**EXTRACTED MATERIAL**.

□ □ □ □ □

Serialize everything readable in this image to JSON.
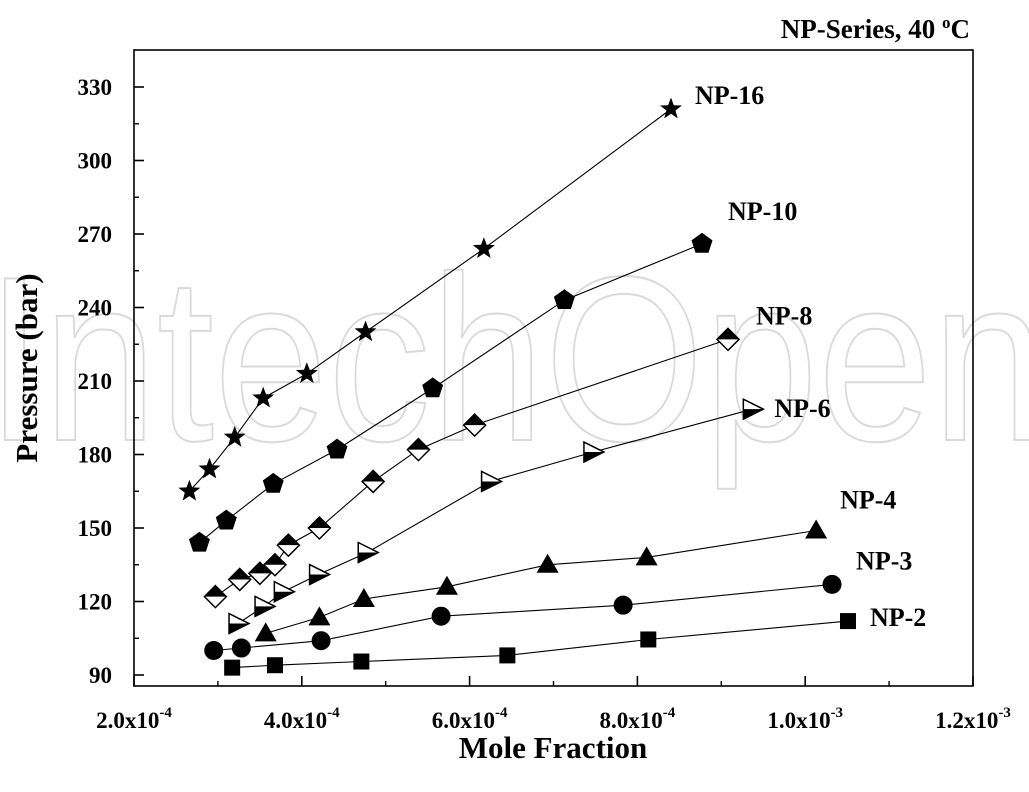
{
  "chart_data": {
    "type": "scatter",
    "title": "NP-Series, 40 °C",
    "title_parts": {
      "prefix": "NP-Series, 40 ",
      "superscript": "o",
      "suffix": "C"
    },
    "xlabel": "Mole Fraction",
    "ylabel": "Pressure (bar)",
    "xlim": [
      0.0002,
      0.0012
    ],
    "ylim": [
      85,
      337
    ],
    "x_ticks": [
      0.0002,
      0.0004,
      0.0006,
      0.0008,
      0.001,
      0.0012
    ],
    "x_tick_labels": [
      {
        "mant": "2.0x10",
        "exp": "-4"
      },
      {
        "mant": "4.0x10",
        "exp": "-4"
      },
      {
        "mant": "6.0x10",
        "exp": "-4"
      },
      {
        "mant": "8.0x10",
        "exp": "-4"
      },
      {
        "mant": "1.0x10",
        "exp": "-3"
      },
      {
        "mant": "1.2x10",
        "exp": "-3"
      }
    ],
    "y_ticks": [
      90,
      120,
      150,
      180,
      210,
      240,
      270,
      300,
      330
    ],
    "y_tick_labels": [
      "90",
      "120",
      "150",
      "180",
      "210",
      "240",
      "270",
      "300",
      "330"
    ],
    "grid": false,
    "series": [
      {
        "name": "NP-2",
        "marker": "square",
        "x": [
          0.000317,
          0.000368,
          0.000471,
          0.000645,
          0.000813,
          0.001051
        ],
        "y": [
          93,
          94,
          95.5,
          98,
          104.5,
          112
        ]
      },
      {
        "name": "NP-3",
        "marker": "circle",
        "x": [
          0.000295,
          0.000328,
          0.000423,
          0.000566,
          0.000783,
          0.001032
        ],
        "y": [
          100,
          101,
          104,
          114,
          118.5,
          127
        ]
      },
      {
        "name": "NP-4",
        "marker": "triangle-up",
        "x": [
          0.000357,
          0.000421,
          0.000474,
          0.000573,
          0.000693,
          0.000811,
          0.001013
        ],
        "y": [
          107,
          113.5,
          121,
          126,
          135,
          138,
          149
        ]
      },
      {
        "name": "NP-6",
        "marker": "triangle-right-half",
        "x": [
          0.000324,
          0.000355,
          0.000378,
          0.00042,
          0.000478,
          0.000625,
          0.000747,
          0.000937
        ],
        "y": [
          111,
          118,
          124,
          131,
          140,
          169,
          181,
          198.5
        ]
      },
      {
        "name": "NP-8",
        "marker": "diamond-half",
        "x": [
          0.000297,
          0.000326,
          0.00035,
          0.000368,
          0.000384,
          0.000421,
          0.000485,
          0.000539,
          0.000606,
          0.000908
        ],
        "y": [
          122,
          129,
          131.5,
          135,
          143,
          150,
          169,
          182,
          192,
          227
        ]
      },
      {
        "name": "NP-10",
        "marker": "pentagon",
        "x": [
          0.000278,
          0.00031,
          0.000366,
          0.000442,
          0.000556,
          0.000713,
          0.000877
        ],
        "y": [
          144,
          153,
          168,
          182,
          207,
          243,
          266
        ]
      },
      {
        "name": "NP-16",
        "marker": "star",
        "x": [
          0.000266,
          0.00029,
          0.00032,
          0.000354,
          0.000406,
          0.000476,
          0.000617,
          0.00084
        ],
        "y": [
          165,
          174,
          187,
          203,
          213,
          230,
          264,
          321
        ]
      }
    ],
    "watermark": "IntechOpen"
  }
}
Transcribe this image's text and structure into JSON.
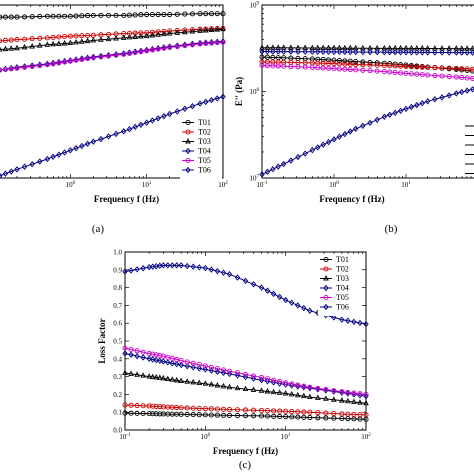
{
  "chart_data": [
    {
      "id": "a",
      "type": "line",
      "caption": "(a)",
      "xlabel": "Frequency f (Hz)",
      "ylabel": "",
      "x_scale": "log",
      "xlim": [
        0.1,
        100
      ],
      "xtick_labels": [
        {
          "base": "10",
          "exp": "0"
        },
        {
          "base": "10",
          "exp": "1"
        },
        {
          "base": "10",
          "exp": "2"
        }
      ],
      "x": [
        0.1,
        0.2,
        0.5,
        1,
        2,
        5,
        10,
        20,
        50,
        100
      ],
      "legend": "lower-right",
      "series": [
        {
          "name": "T01",
          "color": "#000000",
          "marker": "circle",
          "values": [
            0.93,
            0.93,
            0.935,
            0.935,
            0.94,
            0.94,
            0.945,
            0.945,
            0.95,
            0.95
          ]
        },
        {
          "name": "T02",
          "color": "#cc0000",
          "marker": "circle",
          "values": [
            0.79,
            0.8,
            0.81,
            0.82,
            0.825,
            0.835,
            0.84,
            0.85,
            0.86,
            0.865
          ]
        },
        {
          "name": "T03",
          "color": "#000000",
          "marker": "triangle",
          "values": [
            0.74,
            0.75,
            0.77,
            0.78,
            0.795,
            0.81,
            0.82,
            0.835,
            0.85,
            0.86
          ]
        },
        {
          "name": "T04",
          "color": "#000080",
          "marker": "diamond",
          "values": [
            0.62,
            0.64,
            0.66,
            0.68,
            0.7,
            0.72,
            0.74,
            0.76,
            0.78,
            0.79
          ]
        },
        {
          "name": "T05",
          "color": "#cc00cc",
          "marker": "circle",
          "values": [
            0.62,
            0.635,
            0.655,
            0.675,
            0.695,
            0.715,
            0.735,
            0.755,
            0.775,
            0.785
          ]
        },
        {
          "name": "T06",
          "color": "#000080",
          "marker": "diamond",
          "values": [
            0.0,
            0.05,
            0.11,
            0.16,
            0.21,
            0.27,
            0.32,
            0.37,
            0.43,
            0.47
          ]
        }
      ]
    },
    {
      "id": "b",
      "type": "line",
      "caption": "(b)",
      "xlabel": "Frequency f (Hz)",
      "ylabel": "E'' (Pa)",
      "x_scale": "log",
      "y_scale": "log",
      "xlim": [
        0.1,
        100
      ],
      "ylim": [
        10000000,
        1000000000
      ],
      "xtick_labels": [
        {
          "base": "10",
          "exp": "-1"
        },
        {
          "base": "10",
          "exp": "0"
        },
        {
          "base": "10",
          "exp": "1"
        }
      ],
      "ytick_labels": [
        {
          "base": "10",
          "exp": "7"
        },
        {
          "base": "10",
          "exp": "8"
        },
        {
          "base": "10",
          "exp": "9"
        }
      ],
      "x": [
        0.1,
        0.2,
        0.5,
        1,
        2,
        5,
        10,
        20,
        50,
        100
      ],
      "series": [
        {
          "color": "#000000",
          "marker": "circle",
          "values": [
            250000000,
            245000000,
            238000000,
            230000000,
            222000000,
            212000000,
            202000000,
            192000000,
            180000000,
            170000000
          ]
        },
        {
          "color": "#cc0000",
          "marker": "circle",
          "values": [
            220000000,
            218000000,
            214000000,
            210000000,
            205000000,
            200000000,
            195000000,
            190000000,
            185000000,
            180000000
          ]
        },
        {
          "color": "#000000",
          "marker": "triangle",
          "values": [
            320000000,
            320000000,
            318000000,
            318000000,
            316000000,
            315000000,
            315000000,
            314000000,
            313000000,
            312000000
          ]
        },
        {
          "color": "#000080",
          "marker": "diamond",
          "values": [
            290000000,
            289000000,
            288000000,
            287000000,
            286000000,
            285000000,
            284000000,
            283000000,
            282000000,
            281000000
          ]
        },
        {
          "color": "#cc00cc",
          "marker": "circle",
          "values": [
            200000000,
            196000000,
            190000000,
            184000000,
            178000000,
            170000000,
            162000000,
            155000000,
            147000000,
            140000000
          ]
        },
        {
          "color": "#000080",
          "marker": "diamond",
          "values": [
            11000000,
            14500000,
            21000000,
            28000000,
            37000000,
            51000000,
            63000000,
            77000000,
            95000000,
            110000000
          ]
        }
      ]
    },
    {
      "id": "c",
      "type": "line",
      "caption": "(c)",
      "xlabel": "Frequency f (Hz)",
      "ylabel": "Loss Factor",
      "x_scale": "log",
      "xlim": [
        0.1,
        100
      ],
      "ylim": [
        0.0,
        1.0
      ],
      "xtick_labels": [
        {
          "base": "10",
          "exp": "-1"
        },
        {
          "base": "10",
          "exp": "0"
        },
        {
          "base": "10",
          "exp": "1"
        },
        {
          "base": "10",
          "exp": "2"
        }
      ],
      "ytick_labels": [
        "0.0",
        "0.1",
        "0.2",
        "0.3",
        "0.4",
        "0.5",
        "0.6",
        "0.7",
        "0.8",
        "0.9",
        "1.0"
      ],
      "x": [
        0.1,
        0.2,
        0.3,
        0.5,
        1,
        2,
        5,
        10,
        20,
        50,
        100
      ],
      "legend": "top-right",
      "series": [
        {
          "name": "T01",
          "color": "#000000",
          "marker": "circle",
          "values": [
            0.095,
            0.092,
            0.09,
            0.088,
            0.085,
            0.082,
            0.079,
            0.075,
            0.07,
            0.065,
            0.06
          ]
        },
        {
          "name": "T02",
          "color": "#cc0000",
          "marker": "circle",
          "values": [
            0.14,
            0.135,
            0.13,
            0.125,
            0.12,
            0.115,
            0.11,
            0.105,
            0.1,
            0.09,
            0.085
          ]
        },
        {
          "name": "T03",
          "color": "#000000",
          "marker": "triangle",
          "values": [
            0.32,
            0.3,
            0.29,
            0.275,
            0.26,
            0.24,
            0.22,
            0.205,
            0.185,
            0.165,
            0.15
          ]
        },
        {
          "name": "T04",
          "color": "#000080",
          "marker": "diamond",
          "values": [
            0.43,
            0.4,
            0.385,
            0.365,
            0.34,
            0.315,
            0.28,
            0.255,
            0.235,
            0.21,
            0.19
          ]
        },
        {
          "name": "T05",
          "color": "#cc00cc",
          "marker": "circle",
          "values": [
            0.46,
            0.43,
            0.415,
            0.39,
            0.36,
            0.33,
            0.295,
            0.265,
            0.24,
            0.215,
            0.2
          ]
        },
        {
          "name": "T06",
          "color": "#000080",
          "marker": "diamond",
          "values": [
            0.89,
            0.915,
            0.925,
            0.925,
            0.91,
            0.875,
            0.8,
            0.73,
            0.67,
            0.62,
            0.595
          ]
        }
      ]
    }
  ]
}
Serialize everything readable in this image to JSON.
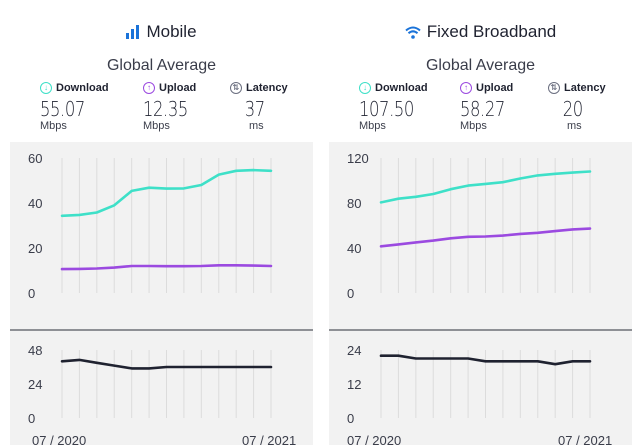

□ □ □ □ □

**SET PROBLEM**.
Scan the records for the string "mant". Copy each line in which it appears.

**THE RESPONSE**.
        "mant": "2.0x10",
        "mant": "4.0x10",
        "mant": "6.0x10",
        "mant": "8.0x10",
        "mant": "1.0x10",
        "mant": "1.2x10",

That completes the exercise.